====== PAGE TEXT
# Fear Aggression



## Jennifer Mcfly (Jun 1, 2006)

Despite our best efforts, Chloe shows some signs of fear aggression.
We took her to puppy class and we take her most everywhere. But she's such a trembly little scaredy cat (no pun intended )
saturday i had her at petsmart in the cart and she was kinda okay. she wasn't really barking at anyone, just whining to get out.
then we went to eat and sat outside and she was barking and growling at everyone.
yesterday i took her to petsmart and she was barking aggressively at everyone who walked by.
it's really frustrating.

she's friendly once she warms up to you. she warms up to dogs better than she does to humans. but it's like, i really want to try to break this in her but don't know what to do when we're out in public and she starts barking at people. i hate it, it makes me uncomfortable and a little embarrassed. 

I try correcting her ala the Dog Wisperer (like make a loud psst. noise or saying uhuh, like no but not saying no.) my next step is bringing a spray bottle with me and giving her a spray when she gets that way.

ugh, it's so frustrating. i mean, we've been bringing her everywhere since we got her and it almost seems like she's regressing.

could it be b/c she's in heat??
idk.

thanks for any advice


----------



## Violettta (Jul 7, 2006)

I don’t know if this is something that you are willing to do but I fostered once a Chihuahua mix with a similar problem and I ended up keeping a leash on her and basically every time that she even tried to get aggressive I would tug the leash a little  also I never carried her in my arms, she would walk, this give her more confidence (not in the beginning , at first she would only walk with her tail down but after a few weeks of the same treatment she finally became confident enough) and because I was working at the store back then I took her with me at work so she was exposed to alot of people and animals for a few weeks. Now she loves t go places and she seems to be a very happy dog, never gets aggressive with anyone.

I hope this helps :thumbleft:


----------



## sourjayne (Jul 11, 2006)

I think if you spray him with a spray bottle or jerk on his leash or talk harshly to him, that will just reinforce the belief that having other people around is scary business, bad things tend to happen when strangers are around! I don't think it will help a scared puppy at all. It may work with older dogs who are accustomed to being trained with corrections, but I don't believe in training that way, especially not with puppies. It doesn't work for my dog or for me.

My puppy is displaying first signs of fear aggression too. He barks at people in the street when we're walking in the neighborhood. I tried telling him no and tugging on the leash, but it did absolutely nothing, no matter what tone of voice I used, how I pulled, how I held my shoulders, etc. This may work great for other people, other dogs, but I needed a different solution.

I got a little book called "The Cautious Canine" and took an idea from that book and ran with it. Now whenever we go outside and either I see people out and about or I see Louie start to stiffen up, I get out my bag of treats. He becomes completely distracted from the people around and starts watching me. That's exactly what I want, so I reward it by giving him treats. 

Getting out the treats distracts him. I was worried it would reinforce him, but I was looking at it the wrong way. Even if he makes the connection between Staring in fear at a stranger = Mama gets out the treats, that's OK. It is much more desirable to have the dog conditioned that people around means he's going to get lots of treats then it is to have the dog think that people around means "act scared." When you train this way, the dog will look at the person on the street, then look at you expecting treats, tail wagging.
============
====== SUPPLIED INFORMATION
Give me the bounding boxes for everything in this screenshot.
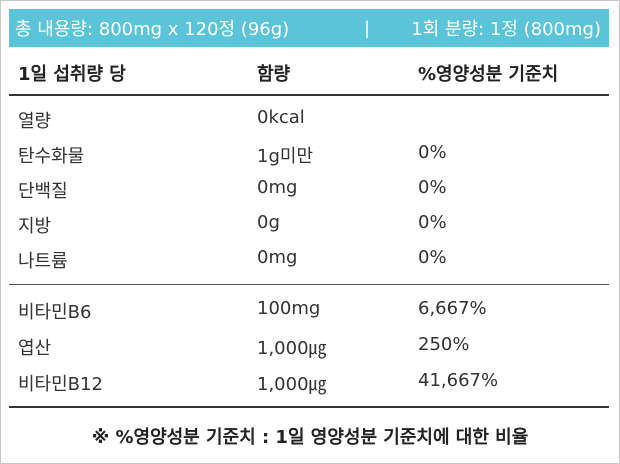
============
### TASKS AND EXERCISES:
1 – Copy the passage of the fear aggression thread from "yesterday i took" to "a little embarrassed." word for word.
2 – Answer these questions using the fear aggression thread:
(a) Where was Chloe when she barked aggressively at everyone who walked by?
(b) What kind of dog did Violettta foster?
(c) What is the title of the book sourjayne took an idea from?
3 – Extend the fear aggression thread, picking up right after its final sentence.
The data has no connection to the fear aggression thread.

### RESULTS OF THE TASKS:
1 –
yesterday i took her to petsmart and she was barking aggressively at everyone who walked by.
it's really frustrating.

she's friendly once she warms up to you. she warms up to dogs better than she does to humans. but it's like, i really want to try to break this in her but don't know what to do when we're out in public and she starts barking at people. i hate it, it makes me uncomfortable and a little embarrassed.

2 –
(a) At PetSmart.
(b) A Chihuahua mix.
(c) "The Cautious Canine"

3 –
I've been able to stop him from barking this way, and distract him with the treats while people walk right on by. He doesn't even get the chance to bark at them, so he stops learning to bark when people are around. The fact that he's getting treats when people are around will help him learn that having people around is associated with good things, and nothing bad will happen when people are around.

Be prepared next time you go out with treats at the ready. As soon as you think your pup might start acting fearful, distract her from whatever it is so she's watching you, then reward her for eyes on you or your treat. Keep on feeding little bits -- don't even let her pay attention to anything else around you. If she's still scared, try to lure her just far enough away that she will take the treats.


----------



## Alisha (Mar 11, 2005)

I don't have any advice Mia is scared of everyone :shock: I really thought she'd be the outgoing one of the bunch. She doesn't even like to hear the others dogs bark. She does growl if people she doesn't know come inside the house but she's under the table hiding while doing that. Bella will actually let people touch her but she tries to get away. Poco he's the friendliest of all except other dogs he thinks all other dogs besides Mia & Bella are bad  So as you can tell I have no advice but I can sympathize  and tell you what not to do which is everyone I do :lol:


----------



## CM Katie (Sep 28, 2005)

Carl's very friendly with people and will run up to everyone, but he's soo scared of other dogs. He used to just run away from them, but now he barks at them


----------



## gavinjenn123 (Sep 13, 2006)

I think That it might be because she is in heat....I dont every remember her doing that before....Or maybe thats just how she is, its nothing that you guys did wrong because you bring her almost everywhere and shes always around people...I dont know to much about these types of dogs yet though...Still learning from all you... But do female dogs usually get nasty when they are in heat?? Gavin is still very young...I havent even heard him bark yet haha....But he loves everyone...


----------



## ChiLeeLee (Oct 14, 2005)

Leya does the same thing, I tug at her leashe and say no but it doesnt work, when I am walking her and she literally barks and pulls like she wants to come out of her leash, its embarassing...She also chases bicylcles and growls when they come by....really frustrating.


----------



## Jennifer Mcfly (Jun 1, 2006)

ChiLeeLee said:


> Leya does the same thing, I tug at her leashe and say no but it doesnt work, when I am walking her and she literally barks and pulls like she wants to come out of her leash, its embarassing...She also chases bicylcles and growls when they come by....really frustrating.


sounds like chloe!!! today she was going nuts for a mom walking her baby in a stroller! she was in attack mode and it was so embarrassing. i mean, she's such a complete sweetheart to people she knows. i want her to be friendly to everyone! she used to be very timid when we were out places, but now she's getting mean when we go to petsmart or a cafe'. She used to only bark nasty at people in out neighborhood, but now it's starting everywhere, and i really want to be able to take her places with me.

i'm going to try to treat thing that sourjayne suggessted! i hope it works!!!

thanks everyone for the replys!


----------



## sourjayne (Jul 11, 2006)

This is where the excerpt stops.